- [PROBLEM DETAILS] Your task is to copy the listing exactly, with the pictures left out.
start DATASET CONTENT
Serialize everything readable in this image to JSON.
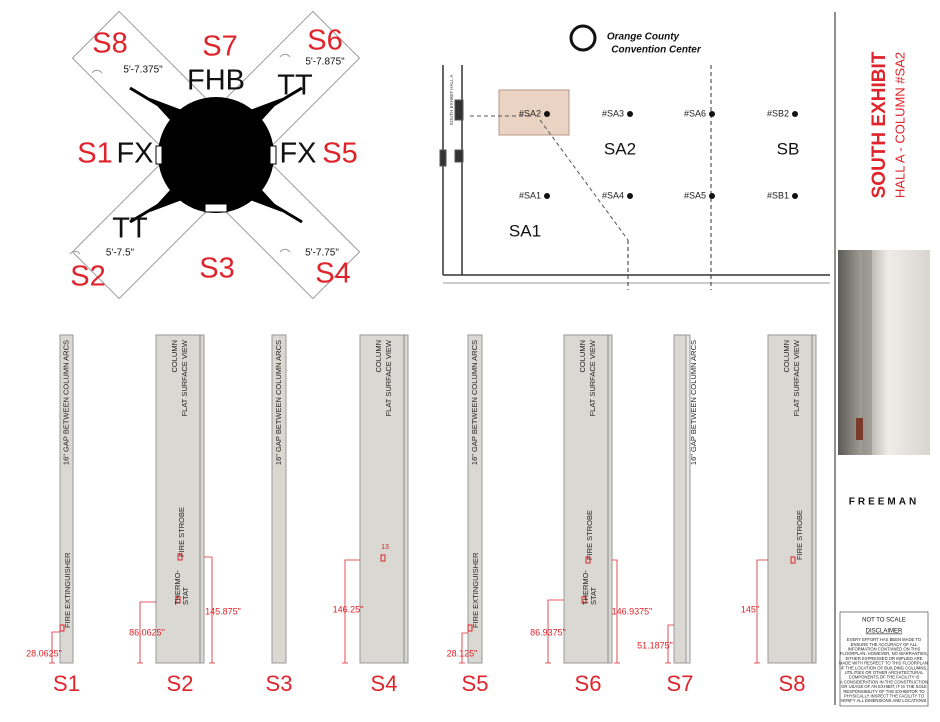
{
  "plan": {
    "sides": [
      "S8",
      "S7",
      "S6",
      "S1",
      "S5",
      "S2",
      "S3",
      "S4"
    ],
    "fixtures": [
      "FHB",
      "TT",
      "FX",
      "FX",
      "TT"
    ],
    "measurements": [
      "5'-7.375\"",
      "5'-7.875\"",
      "5'-7.5\"",
      "5'-7.75\""
    ]
  },
  "map": {
    "logo_lines": [
      "Orange County",
      "Convention Center"
    ],
    "hall_label": "SOUTH EXHIBIT HALL A",
    "columns": [
      "#SA2",
      "#SA3",
      "#SA6",
      "#SB2",
      "#SA1",
      "#SA4",
      "#SA5",
      "#SB1"
    ],
    "zones": [
      "SA2",
      "SB",
      "SA1"
    ]
  },
  "sidebar": {
    "title": "SOUTH EXHIBIT",
    "subtitle": "HALL A - COLUMN #SA2",
    "brand": "FREEMAN",
    "scale_note": "NOT TO SCALE",
    "disclaimer_title": "DISCLAIMER",
    "disclaimer_lines": [
      "EVERY EFFORT HAS BEEN MADE TO",
      "ENSURE THE ACCURACY OF ALL",
      "INFORMATION CONTAINED ON THIS",
      "FLOORPLAN. HOWEVER, NO WARRANTIES,",
      "EITHER EXPRESSED OR IMPLIED ARE",
      "MADE WITH RESPECT TO THIS FLOORPLAN.",
      "IF THE LOCATION OF BUILDING COLUMNS,",
      "UTILITIES OR OTHER ARCHITECTURAL",
      "COMPONENTS OF THE FACILITY IS",
      "A CONSIDERATION IN THE CONSTRUCTION",
      "OR USAGE OF AN EXHIBIT, IT IS THE SOLE",
      "RESPONSIBILITY OF THE EXHIBITOR TO",
      "PHYSICALLY INSPECT THE FACILITY TO",
      "VERIFY ALL DIMENSIONS AND LOCATIONS."
    ]
  },
  "elevations": [
    {
      "name": "S1",
      "view": [
        "16\" GAP BETWEEN COLUMN ARCS"
      ],
      "fixtures": [
        {
          "lines": [
            "FIRE EXTINGUISHER"
          ]
        }
      ],
      "dimensions": [
        "28.0625\""
      ]
    },
    {
      "name": "S2",
      "view": [
        "COLUMN",
        "FLAT SURFACE VIEW"
      ],
      "fixtures": [
        {
          "lines": [
            "THERMO-",
            "STAT"
          ]
        },
        {
          "lines": [
            "FIRE STROBE"
          ]
        }
      ],
      "dimensions": [
        "86.0625\"",
        "145.875\""
      ]
    },
    {
      "name": "S3",
      "view": [
        "16\" GAP BETWEEN COLUMN ARCS"
      ],
      "fixtures": [],
      "dimensions": []
    },
    {
      "name": "S4",
      "view": [
        "COLUMN",
        "FLAT SURFACE VIEW"
      ],
      "fixtures": [
        {
          "lines": [
            "13"
          ]
        }
      ],
      "dimensions": [
        "146.25\""
      ]
    },
    {
      "name": "S5",
      "view": [
        "16\" GAP BETWEEN COLUMN ARCS"
      ],
      "fixtures": [
        {
          "lines": [
            "FIRE EXTINGUISHER"
          ]
        }
      ],
      "dimensions": [
        "28.125\""
      ]
    },
    {
      "name": "S6",
      "view": [
        "COLUMN",
        "FLAT SURFACE VIEW"
      ],
      "fixtures": [
        {
          "lines": [
            "THERMO-",
            "STAT"
          ]
        },
        {
          "lines": [
            "FIRE STROBE"
          ]
        }
      ],
      "dimensions": [
        "86.9375\"",
        "146.9375\""
      ]
    },
    {
      "name": "S7",
      "view": [
        "16\" GAP BETWEEN COLUMN ARCS"
      ],
      "fixtures": [],
      "dimensions": [
        "51.1875\""
      ]
    },
    {
      "name": "S8",
      "view": [
        "COLUMN",
        "FLAT SURFACE VIEW"
      ],
      "fixtures": [
        {
          "lines": [
            "FIRE STROBE"
          ]
        }
      ],
      "dimensions": [
        "145\""
      ]
    }
  ]
}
end DATASET CONTENT
- [WRITTEN ANSWER]
Serialize everything readable in this image to JSON.
{
  "plan": {
    "sides": [
      "S8",
      "S7",
      "S6",
      "S1",
      "S5",
      "S2",
      "S3",
      "S4"
    ],
    "fixtures": [
      "FHB",
      "TT",
      "FX",
      "FX",
      "TT"
    ],
    "measurements": [
      "5'-7.375\"",
      "5'-7.875\"",
      "5'-7.5\"",
      "5'-7.75\""
    ]
  },
  "map": {
    "logo_lines": [
      "Orange County",
      "Convention Center"
    ],
    "hall_label": "SOUTH EXHIBIT HALL A",
    "columns": [
      "#SA2",
      "#SA3",
      "#SA6",
      "#SB2",
      "#SA1",
      "#SA4",
      "#SA5",
      "#SB1"
    ],
    "zones": [
      "SA2",
      "SB",
      "SA1"
    ]
  },
  "sidebar": {
    "title": "SOUTH EXHIBIT",
    "subtitle": "HALL A - COLUMN #SA2",
    "brand": "FREEMAN",
    "scale_note": "NOT TO SCALE",
    "disclaimer_title": "DISCLAIMER",
    "disclaimer_lines": [
      "EVERY EFFORT HAS BEEN MADE TO",
      "ENSURE THE ACCURACY OF ALL",
      "INFORMATION CONTAINED ON THIS",
      "FLOORPLAN. HOWEVER, NO WARRANTIES,",
      "EITHER EXPRESSED OR IMPLIED ARE",
      "MADE WITH RESPECT TO THIS FLOORPLAN.",
      "IF THE LOCATION OF BUILDING COLUMNS,",
      "UTILITIES OR OTHER ARCHITECTURAL",
      "COMPONENTS OF THE FACILITY IS",
      "A CONSIDERATION IN THE CONSTRUCTION",
      "OR USAGE OF AN EXHIBIT, IT IS THE SOLE",
      "RESPONSIBILITY OF THE EXHIBITOR TO",
      "PHYSICALLY INSPECT THE FACILITY TO",
      "VERIFY ALL DIMENSIONS AND LOCATIONS."
    ]
  },
  "elevations": [
    {
      "name": "S1",
      "view": [
        "16\" GAP BETWEEN COLUMN ARCS"
      ],
      "fixtures": [
        {
          "lines": [
            "FIRE EXTINGUISHER"
          ]
        }
      ],
      "dimensions": [
        "28.0625\""
      ]
    },
    {
      "name": "S2",
      "view": [
        "COLUMN",
        "FLAT SURFACE VIEW"
      ],
      "fixtures": [
        {
          "lines": [
            "THERMO-",
            "STAT"
          ]
        },
        {
          "lines": [
            "FIRE STROBE"
          ]
        }
      ],
      "dimensions": [
        "86.0625\"",
        "145.875\""
      ]
    },
    {
      "name": "S3",
      "view": [
        "16\" GAP BETWEEN COLUMN ARCS"
      ],
      "fixtures": [],
      "dimensions": []
    },
    {
      "name": "S4",
      "view": [
        "COLUMN",
        "FLAT SURFACE VIEW"
      ],
      "fixtures": [
        {
          "lines": [
            "13"
          ]
        }
      ],
      "dimensions": [
        "146.25\""
      ]
    },
    {
      "name": "S5",
      "view": [
        "16\" GAP BETWEEN COLUMN ARCS"
      ],
      "fixtures": [
        {
          "lines": [
            "FIRE EXTINGUISHER"
          ]
        }
      ],
      "dimensions": [
        "28.125\""
      ]
    },
    {
      "name": "S6",
      "view": [
        "COLUMN",
        "FLAT SURFACE VIEW"
      ],
      "fixtures": [
        {
          "lines": [
            "THERMO-",
            "STAT"
          ]
        },
        {
          "lines": [
            "FIRE STROBE"
          ]
        }
      ],
      "dimensions": [
        "86.9375\"",
        "146.9375\""
      ]
    },
    {
      "name": "S7",
      "view": [
        "16\" GAP BETWEEN COLUMN ARCS"
      ],
      "fixtures": [],
      "dimensions": [
        "51.1875\""
      ]
    },
    {
      "name": "S8",
      "view": [
        "COLUMN",
        "FLAT SURFACE VIEW"
      ],
      "fixtures": [
        {
          "lines": [
            "FIRE STROBE"
          ]
        }
      ],
      "dimensions": [
        "145\""
      ]
    }
  ]
}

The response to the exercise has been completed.